■ **Exercise objective**: Go through the entries below and print each one exactly, leaving out pictures.

■ **Extracted records**:
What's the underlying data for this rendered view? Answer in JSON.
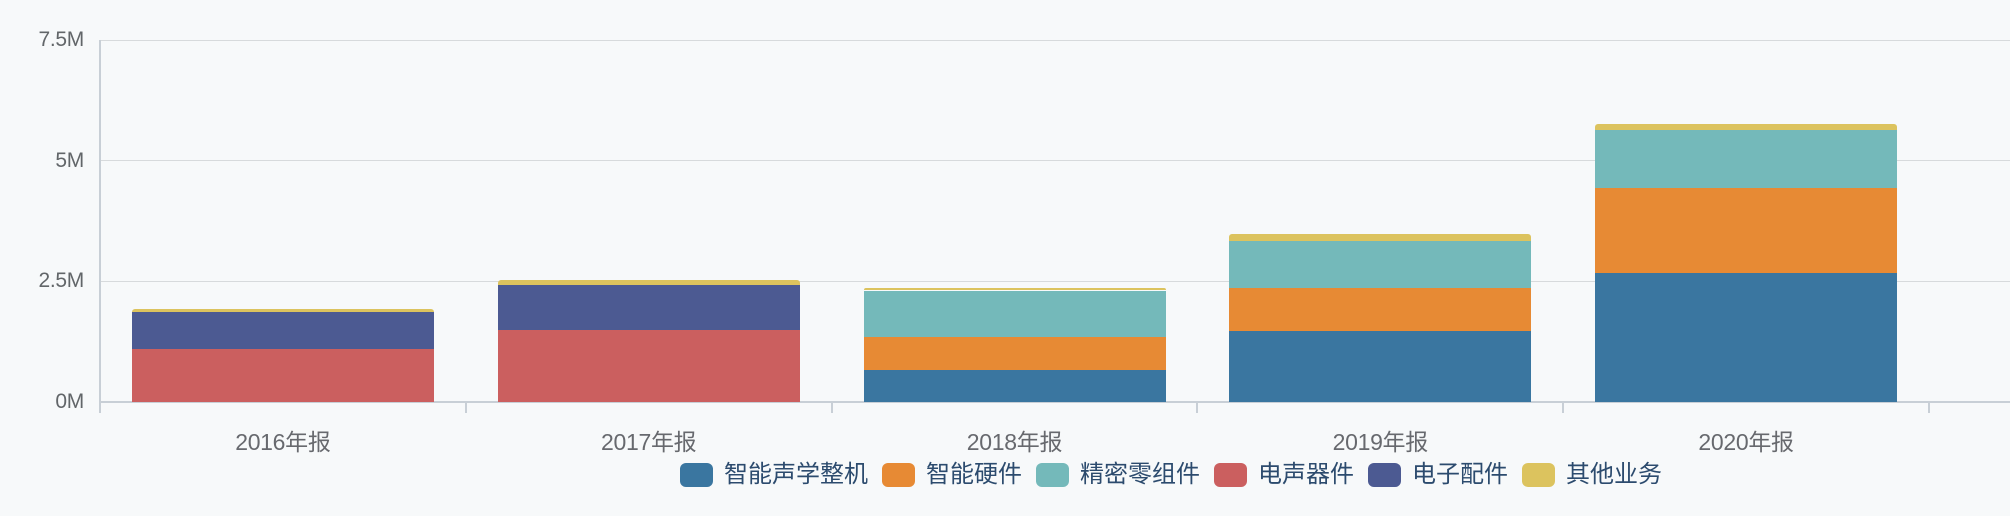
{
  "chart_data": {
    "type": "bar",
    "stacked": true,
    "title": "",
    "xlabel": "",
    "ylabel": "",
    "unit": "M",
    "ylim": [
      0,
      7.5
    ],
    "yticks": [
      {
        "value": 0,
        "label": "0M"
      },
      {
        "value": 2.5,
        "label": "2.5M"
      },
      {
        "value": 5,
        "label": "5M"
      },
      {
        "value": 7.5,
        "label": "7.5M"
      }
    ],
    "grid": true,
    "legend_position": "bottom",
    "categories": [
      "2016年报",
      "2017年报",
      "2018年报",
      "2019年报",
      "2020年报"
    ],
    "series": [
      {
        "name": "智能声学整机",
        "color": "#3a76a0",
        "values": [
          0,
          0,
          0.66,
          1.47,
          2.67
        ]
      },
      {
        "name": "智能硬件",
        "color": "#e78a34",
        "values": [
          0,
          0,
          0.68,
          0.89,
          1.76
        ]
      },
      {
        "name": "精密零组件",
        "color": "#74b9ba",
        "values": [
          0,
          0,
          0.97,
          0.97,
          1.2
        ]
      },
      {
        "name": "电声器件",
        "color": "#cb5f5f",
        "values": [
          1.1,
          1.5,
          0,
          0,
          0
        ]
      },
      {
        "name": "电子配件",
        "color": "#4c5a92",
        "values": [
          0.76,
          0.93,
          0,
          0,
          0
        ]
      },
      {
        "name": "其他业务",
        "color": "#dcc35e",
        "values": [
          0.06,
          0.1,
          0.06,
          0.15,
          0.14
        ]
      }
    ]
  }
}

■ **Finished exercise**:
What's the underlying data for this rendered view? Answer in JSON.
{
  "chart_data": {
    "type": "bar",
    "stacked": true,
    "title": "",
    "xlabel": "",
    "ylabel": "",
    "unit": "M",
    "ylim": [
      0,
      7.5
    ],
    "yticks": [
      {
        "value": 0,
        "label": "0M"
      },
      {
        "value": 2.5,
        "label": "2.5M"
      },
      {
        "value": 5,
        "label": "5M"
      },
      {
        "value": 7.5,
        "label": "7.5M"
      }
    ],
    "grid": true,
    "legend_position": "bottom",
    "categories": [
      "2016年报",
      "2017年报",
      "2018年报",
      "2019年报",
      "2020年报"
    ],
    "series": [
      {
        "name": "智能声学整机",
        "color": "#3a76a0",
        "values": [
          0,
          0,
          0.66,
          1.47,
          2.67
        ]
      },
      {
        "name": "智能硬件",
        "color": "#e78a34",
        "values": [
          0,
          0,
          0.68,
          0.89,
          1.76
        ]
      },
      {
        "name": "精密零组件",
        "color": "#74b9ba",
        "values": [
          0,
          0,
          0.97,
          0.97,
          1.2
        ]
      },
      {
        "name": "电声器件",
        "color": "#cb5f5f",
        "values": [
          1.1,
          1.5,
          0,
          0,
          0
        ]
      },
      {
        "name": "电子配件",
        "color": "#4c5a92",
        "values": [
          0.76,
          0.93,
          0,
          0,
          0
        ]
      },
      {
        "name": "其他业务",
        "color": "#dcc35e",
        "values": [
          0.06,
          0.1,
          0.06,
          0.15,
          0.14
        ]
      }
    ]
  }
}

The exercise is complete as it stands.